Entries from a dataset:
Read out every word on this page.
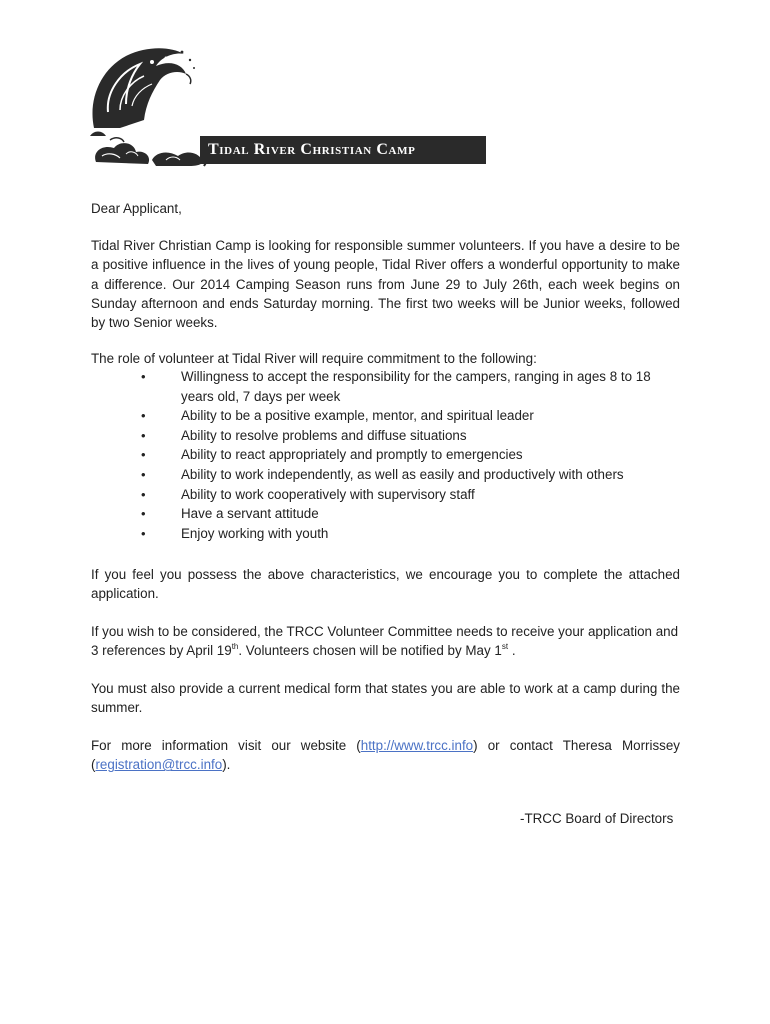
Tidal River Christian Camp

Dear Applicant,

Tidal River Christian Camp is looking for responsible summer volunteers. If you have a desire to be a positive influence in the lives of young people, Tidal River offers a wonderful opportunity to make a difference. Our 2014 Camping Season runs from June 29 to July 26th, each week begins on Sunday afternoon and ends Saturday morning. The first two weeks will be Junior weeks, followed by two Senior weeks.

The role of volunteer at Tidal River will require commitment to the following:

•	Willingness to accept the responsibility for the campers, ranging in ages 8 to 18 years old, 7 days per week
•	Ability to be a positive example, mentor, and spiritual leader
•	Ability to resolve problems and diffuse situations
•	Ability to react appropriately and promptly to emergencies
•	Ability to work independently, as well as easily and productively with others
•	Ability to work cooperatively with supervisory staff
•	Have a servant attitude
•	Enjoy working with youth

If you feel you possess the above characteristics, we encourage you to complete the attached application.

If you wish to be considered, the TRCC Volunteer Committee needs to receive your application and 3 references by April 19th. Volunteers chosen will be notified by May 1st .

You must also provide a current medical form that states you are able to work at a camp during the summer.

For more information visit our website (http://www.trcc.info) or contact Theresa Morrissey (registration@trcc.info).

-TRCC Board of Directors
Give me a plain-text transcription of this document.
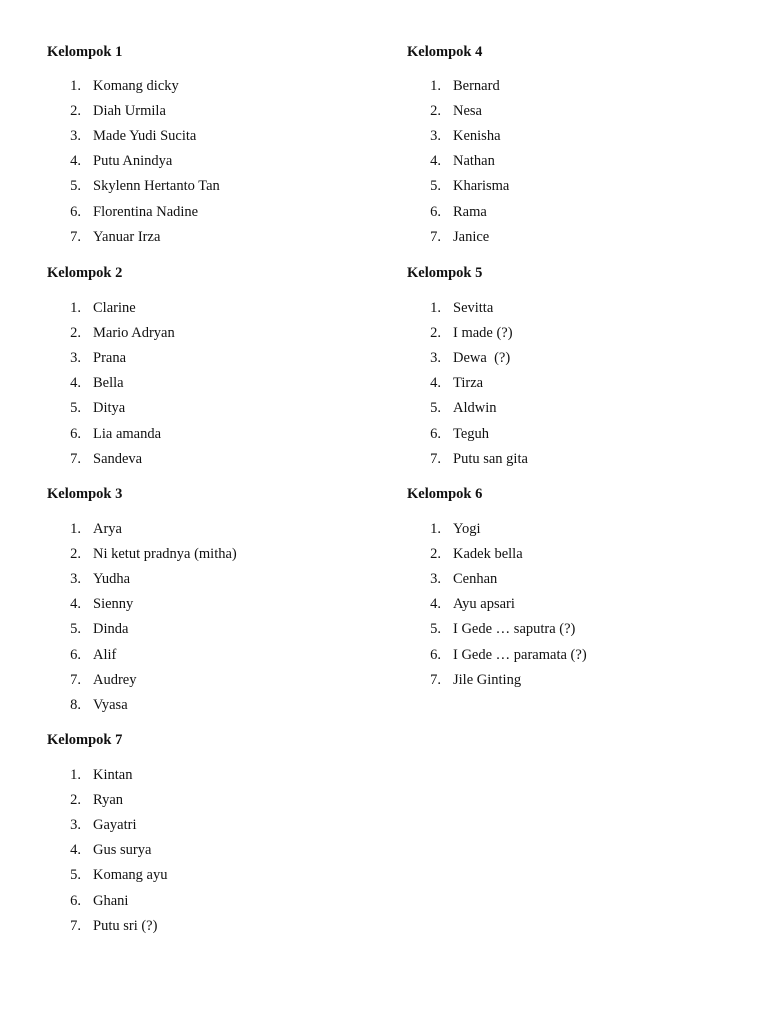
Kelompok 1
1. Komang dicky
2. Diah Urmila
3. Made Yudi Sucita
4. Putu Anindya
5. Skylenn Hertanto Tan
6. Florentina Nadine
7. Yanuar Irza
Kelompok 2
1. Clarine
2. Mario Adryan
3. Prana
4. Bella
5. Ditya
6. Lia amanda
7. Sandeva
Kelompok 3
1. Arya
2. Ni ketut pradnya (mitha)
3. Yudha
4. Sienny
5. Dinda
6. Alif
7. Audrey
8. Vyasa
Kelompok 7
1. Kintan
2. Ryan
3. Gayatri
4. Gus surya
5. Komang ayu
6. Ghani
7. Putu sri (?)
Kelompok 4
1. Bernard
2. Nesa
3. Kenisha
4. Nathan
5. Kharisma
6. Rama
7. Janice
Kelompok 5
1. Sevitta
2. I made (?)
3. Dewa  (?)
4. Tirza
5. Aldwin
6. Teguh
7. Putu san gita
Kelompok 6
1. Yogi
2. Kadek bella
3. Cenhan
4. Ayu apsari
5. I Gede … saputra (?)
6. I Gede … paramata (?)
7. Jile Ginting
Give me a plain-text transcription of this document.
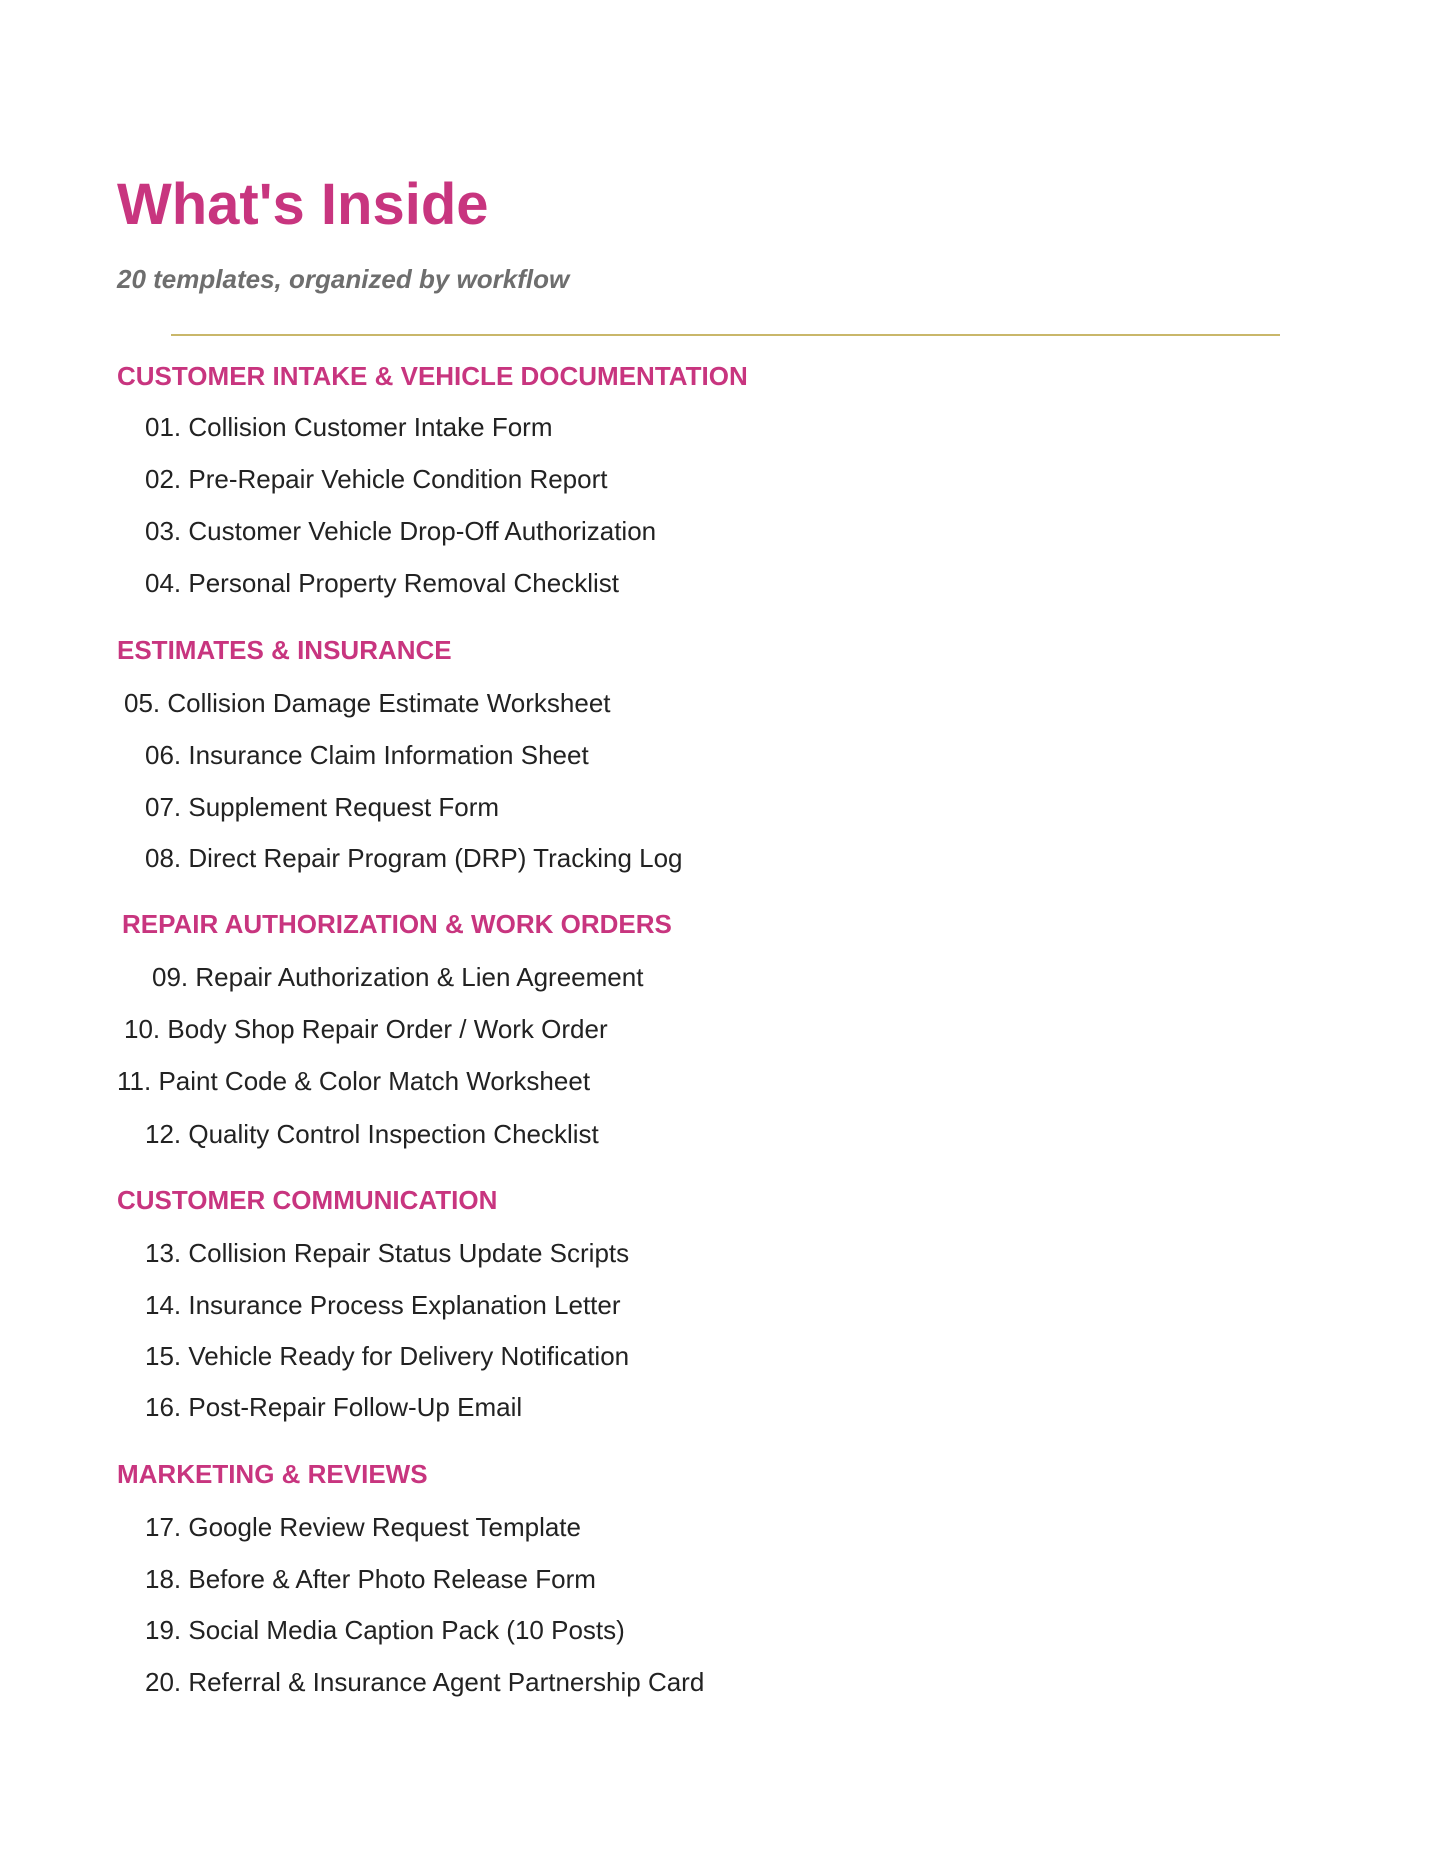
What's Inside

20 templates, organized by workflow

CUSTOMER INTAKE & VEHICLE DOCUMENTATION

01. Collision Customer Intake Form

02. Pre-Repair Vehicle Condition Report

03. Customer Vehicle Drop-Off Authorization

04. Personal Property Removal Checklist

ESTIMATES & INSURANCE

05. Collision Damage Estimate Worksheet

06. Insurance Claim Information Sheet

07. Supplement Request Form

08. Direct Repair Program (DRP) Tracking Log

REPAIR AUTHORIZATION & WORK ORDERS

09. Repair Authorization & Lien Agreement

10. Body Shop Repair Order / Work Order

11. Paint Code & Color Match Worksheet

12. Quality Control Inspection Checklist

CUSTOMER COMMUNICATION

13. Collision Repair Status Update Scripts

14. Insurance Process Explanation Letter

15. Vehicle Ready for Delivery Notification

16. Post-Repair Follow-Up Email

MARKETING & REVIEWS

17. Google Review Request Template

18. Before & After Photo Release Form

19. Social Media Caption Pack (10 Posts)

20. Referral & Insurance Agent Partnership Card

## INSTRUCTION
Repeat every record precisely. Any picture among them stays out of the copy.

## RESULT
Read out every word on this page.
Tidal River Christian Camp

Dear Applicant,

Tidal River Christian Camp is looking for responsible summer volunteers. If you have a desire to be a positive influence in the lives of young people, Tidal River offers a wonderful opportunity to make a difference. Our 2014 Camping Season runs from June 29 to July 26th, each week begins on Sunday afternoon and ends Saturday morning. The first two weeks will be Junior weeks, followed by two Senior weeks.

The role of volunteer at Tidal River will require commitment to the following:

•	Willingness to accept the responsibility for the campers, ranging in ages 8 to 18 years old, 7 days per week
•	Ability to be a positive example, mentor, and spiritual leader
•	Ability to resolve problems and diffuse situations
•	Ability to react appropriately and promptly to emergencies
•	Ability to work independently, as well as easily and productively with others
•	Ability to work cooperatively with supervisory staff
•	Have a servant attitude
•	Enjoy working with youth

If you feel you possess the above characteristics, we encourage you to complete the attached application.

If you wish to be considered, the TRCC Volunteer Committee needs to receive your application and 3 references by April 19th. Volunteers chosen will be notified by May 1st .

You must also provide a current medical form that states you are able to work at a camp during the summer.

For more information visit our website (http://www.trcc.info) or contact Theresa Morrissey (registration@trcc.info).

-TRCC Board of Directors
Give me a plain-text transcription of this document.
Kelompok 1
1. Komang dicky
2. Diah Urmila
3. Made Yudi Sucita
4. Putu Anindya
5. Skylenn Hertanto Tan
6. Florentina Nadine
7. Yanuar Irza
Kelompok 2
1. Clarine
2. Mario Adryan
3. Prana
4. Bella
5. Ditya
6. Lia amanda
7. Sandeva
Kelompok 3
1. Arya
2. Ni ketut pradnya (mitha)
3. Yudha
4. Sienny
5. Dinda
6. Alif
7. Audrey
8. Vyasa
Kelompok 7
1. Kintan
2. Ryan
3. Gayatri
4. Gus surya
5. Komang ayu
6. Ghani
7. Putu sri (?)
Kelompok 4
1. Bernard
2. Nesa
3. Kenisha
4. Nathan
5. Kharisma
6. Rama
7. Janice
Kelompok 5
1. Sevitta
2. I made (?)
3. Dewa  (?)
4. Tirza
5. Aldwin
6. Teguh
7. Putu san gita
Kelompok 6
1. Yogi
2. Kadek bella
3. Cenhan
4. Ayu apsari
5. I Gede … saputra (?)
6. I Gede … paramata (?)
7. Jile Ginting
Give me a plain-text transcription of this document.
What's Inside

20 templates, organized by workflow

CUSTOMER INTAKE & VEHICLE DOCUMENTATION

01. Collision Customer Intake Form

02. Pre-Repair Vehicle Condition Report

03. Customer Vehicle Drop-Off Authorization

04. Personal Property Removal Checklist

ESTIMATES & INSURANCE

05. Collision Damage Estimate Worksheet

06. Insurance Claim Information Sheet

07. Supplement Request Form

08. Direct Repair Program (DRP) Tracking Log

REPAIR AUTHORIZATION & WORK ORDERS

09. Repair Authorization & Lien Agreement

10. Body Shop Repair Order / Work Order

11. Paint Code & Color Match Worksheet

12. Quality Control Inspection Checklist

CUSTOMER COMMUNICATION

13. Collision Repair Status Update Scripts

14. Insurance Process Explanation Letter

15. Vehicle Ready for Delivery Notification

16. Post-Repair Follow-Up Email

MARKETING & REVIEWS

17. Google Review Request Template

18. Before & After Photo Release Form

19. Social Media Caption Pack (10 Posts)

20. Referral & Insurance Agent Partnership Card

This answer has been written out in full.